Records from a dataset:
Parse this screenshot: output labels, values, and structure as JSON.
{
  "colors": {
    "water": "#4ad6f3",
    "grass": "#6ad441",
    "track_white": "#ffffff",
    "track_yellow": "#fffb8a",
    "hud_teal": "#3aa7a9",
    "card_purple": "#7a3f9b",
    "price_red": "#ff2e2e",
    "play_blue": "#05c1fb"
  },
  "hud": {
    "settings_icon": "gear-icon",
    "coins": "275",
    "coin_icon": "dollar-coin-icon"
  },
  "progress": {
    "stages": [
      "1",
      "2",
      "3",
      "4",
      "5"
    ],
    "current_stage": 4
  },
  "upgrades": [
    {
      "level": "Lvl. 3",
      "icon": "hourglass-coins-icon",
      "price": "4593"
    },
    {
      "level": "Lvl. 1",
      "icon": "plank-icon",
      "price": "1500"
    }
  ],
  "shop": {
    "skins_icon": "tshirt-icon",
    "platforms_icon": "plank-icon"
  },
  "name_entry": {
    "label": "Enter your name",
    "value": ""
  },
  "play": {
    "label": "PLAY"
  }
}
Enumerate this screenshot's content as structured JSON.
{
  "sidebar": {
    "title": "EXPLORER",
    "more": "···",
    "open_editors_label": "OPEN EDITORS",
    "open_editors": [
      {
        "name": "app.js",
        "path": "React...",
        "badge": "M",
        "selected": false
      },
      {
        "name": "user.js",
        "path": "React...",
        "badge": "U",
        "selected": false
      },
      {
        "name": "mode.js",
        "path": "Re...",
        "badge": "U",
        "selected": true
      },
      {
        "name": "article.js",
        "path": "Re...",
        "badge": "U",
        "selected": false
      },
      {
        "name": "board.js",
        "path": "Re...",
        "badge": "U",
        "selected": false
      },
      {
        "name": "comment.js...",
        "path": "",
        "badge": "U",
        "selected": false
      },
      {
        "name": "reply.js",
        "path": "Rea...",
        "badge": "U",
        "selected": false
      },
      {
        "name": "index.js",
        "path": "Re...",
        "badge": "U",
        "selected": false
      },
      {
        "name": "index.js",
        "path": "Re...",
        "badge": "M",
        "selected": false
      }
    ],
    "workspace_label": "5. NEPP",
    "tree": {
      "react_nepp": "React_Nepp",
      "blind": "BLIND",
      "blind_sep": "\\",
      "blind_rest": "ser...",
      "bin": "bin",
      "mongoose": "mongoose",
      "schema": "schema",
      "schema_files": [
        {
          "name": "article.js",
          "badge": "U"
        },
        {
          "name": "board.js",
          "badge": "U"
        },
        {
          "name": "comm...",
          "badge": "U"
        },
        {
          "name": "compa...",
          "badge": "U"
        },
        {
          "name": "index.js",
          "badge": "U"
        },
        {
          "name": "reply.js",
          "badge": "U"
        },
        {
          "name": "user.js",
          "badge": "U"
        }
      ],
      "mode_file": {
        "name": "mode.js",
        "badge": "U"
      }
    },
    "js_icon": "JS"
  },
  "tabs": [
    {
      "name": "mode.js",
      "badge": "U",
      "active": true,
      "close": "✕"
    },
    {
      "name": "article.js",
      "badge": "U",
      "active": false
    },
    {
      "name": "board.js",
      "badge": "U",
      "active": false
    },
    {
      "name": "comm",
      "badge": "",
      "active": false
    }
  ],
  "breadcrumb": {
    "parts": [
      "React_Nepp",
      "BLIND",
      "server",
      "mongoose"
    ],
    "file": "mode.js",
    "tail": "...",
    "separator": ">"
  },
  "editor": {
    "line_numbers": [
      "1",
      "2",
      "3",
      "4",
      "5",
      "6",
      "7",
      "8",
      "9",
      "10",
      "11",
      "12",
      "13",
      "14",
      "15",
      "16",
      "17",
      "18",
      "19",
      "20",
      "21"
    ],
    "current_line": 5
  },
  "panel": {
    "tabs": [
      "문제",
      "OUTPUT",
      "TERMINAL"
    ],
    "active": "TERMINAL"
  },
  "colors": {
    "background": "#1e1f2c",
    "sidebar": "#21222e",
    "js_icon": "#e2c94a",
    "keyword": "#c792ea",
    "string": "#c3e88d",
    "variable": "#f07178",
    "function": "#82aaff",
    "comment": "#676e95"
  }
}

▶ _Stated problem_: Above are the records; retype them all without a single difference.

▶ _Problem solution_:
Parse this screenshot: output labels, values, and structure as JSON.
{
  "colors": {
    "water": "#4ad6f3",
    "grass": "#6ad441",
    "track_white": "#ffffff",
    "track_yellow": "#fffb8a",
    "hud_teal": "#3aa7a9",
    "card_purple": "#7a3f9b",
    "price_red": "#ff2e2e",
    "play_blue": "#05c1fb"
  },
  "hud": {
    "settings_icon": "gear-icon",
    "coins": "275",
    "coin_icon": "dollar-coin-icon"
  },
  "progress": {
    "stages": [
      "1",
      "2",
      "3",
      "4",
      "5"
    ],
    "current_stage": 4
  },
  "upgrades": [
    {
      "level": "Lvl. 3",
      "icon": "hourglass-coins-icon",
      "price": "4593"
    },
    {
      "level": "Lvl. 1",
      "icon": "plank-icon",
      "price": "1500"
    }
  ],
  "shop": {
    "skins_icon": "tshirt-icon",
    "platforms_icon": "plank-icon"
  },
  "name_entry": {
    "label": "Enter your name",
    "value": ""
  },
  "play": {
    "label": "PLAY"
  }
}
Enumerate this screenshot's content as structured JSON.
{
  "sidebar": {
    "title": "EXPLORER",
    "more": "···",
    "open_editors_label": "OPEN EDITORS",
    "open_editors": [
      {
        "name": "app.js",
        "path": "React...",
        "badge": "M",
        "selected": false
      },
      {
        "name": "user.js",
        "path": "React...",
        "badge": "U",
        "selected": false
      },
      {
        "name": "mode.js",
        "path": "Re...",
        "badge": "U",
        "selected": true
      },
      {
        "name": "article.js",
        "path": "Re...",
        "badge": "U",
        "selected": false
      },
      {
        "name": "board.js",
        "path": "Re...",
        "badge": "U",
        "selected": false
      },
      {
        "name": "comment.js...",
        "path": "",
        "badge": "U",
        "selected": false
      },
      {
        "name": "reply.js",
        "path": "Rea...",
        "badge": "U",
        "selected": false
      },
      {
        "name": "index.js",
        "path": "Re...",
        "badge": "U",
        "selected": false
      },
      {
        "name": "index.js",
        "path": "Re...",
        "badge": "M",
        "selected": false
      }
    ],
    "workspace_label": "5. NEPP",
    "tree": {
      "react_nepp": "React_Nepp",
      "blind": "BLIND",
      "blind_sep": "\\",
      "blind_rest": "ser...",
      "bin": "bin",
      "mongoose": "mongoose",
      "schema": "schema",
      "schema_files": [
        {
          "name": "article.js",
          "badge": "U"
        },
        {
          "name": "board.js",
          "badge": "U"
        },
        {
          "name": "comm...",
          "badge": "U"
        },
        {
          "name": "compa...",
          "badge": "U"
        },
        {
          "name": "index.js",
          "badge": "U"
        },
        {
          "name": "reply.js",
          "badge": "U"
        },
        {
          "name": "user.js",
          "badge": "U"
        }
      ],
      "mode_file": {
        "name": "mode.js",
        "badge": "U"
      }
    },
    "js_icon": "JS"
  },
  "tabs": [
    {
      "name": "mode.js",
      "badge": "U",
      "active": true,
      "close": "✕"
    },
    {
      "name": "article.js",
      "badge": "U",
      "active": false
    },
    {
      "name": "board.js",
      "badge": "U",
      "active": false
    },
    {
      "name": "comm",
      "badge": "",
      "active": false
    }
  ],
  "breadcrumb": {
    "parts": [
      "React_Nepp",
      "BLIND",
      "server",
      "mongoose"
    ],
    "file": "mode.js",
    "tail": "...",
    "separator": ">"
  },
  "editor": {
    "line_numbers": [
      "1",
      "2",
      "3",
      "4",
      "5",
      "6",
      "7",
      "8",
      "9",
      "10",
      "11",
      "12",
      "13",
      "14",
      "15",
      "16",
      "17",
      "18",
      "19",
      "20",
      "21"
    ],
    "current_line": 5
  },
  "panel": {
    "tabs": [
      "문제",
      "OUTPUT",
      "TERMINAL"
    ],
    "active": "TERMINAL"
  },
  "colors": {
    "background": "#1e1f2c",
    "sidebar": "#21222e",
    "js_icon": "#e2c94a",
    "keyword": "#c792ea",
    "string": "#c3e88d",
    "variable": "#f07178",
    "function": "#82aaff",
    "comment": "#676e95"
  }
}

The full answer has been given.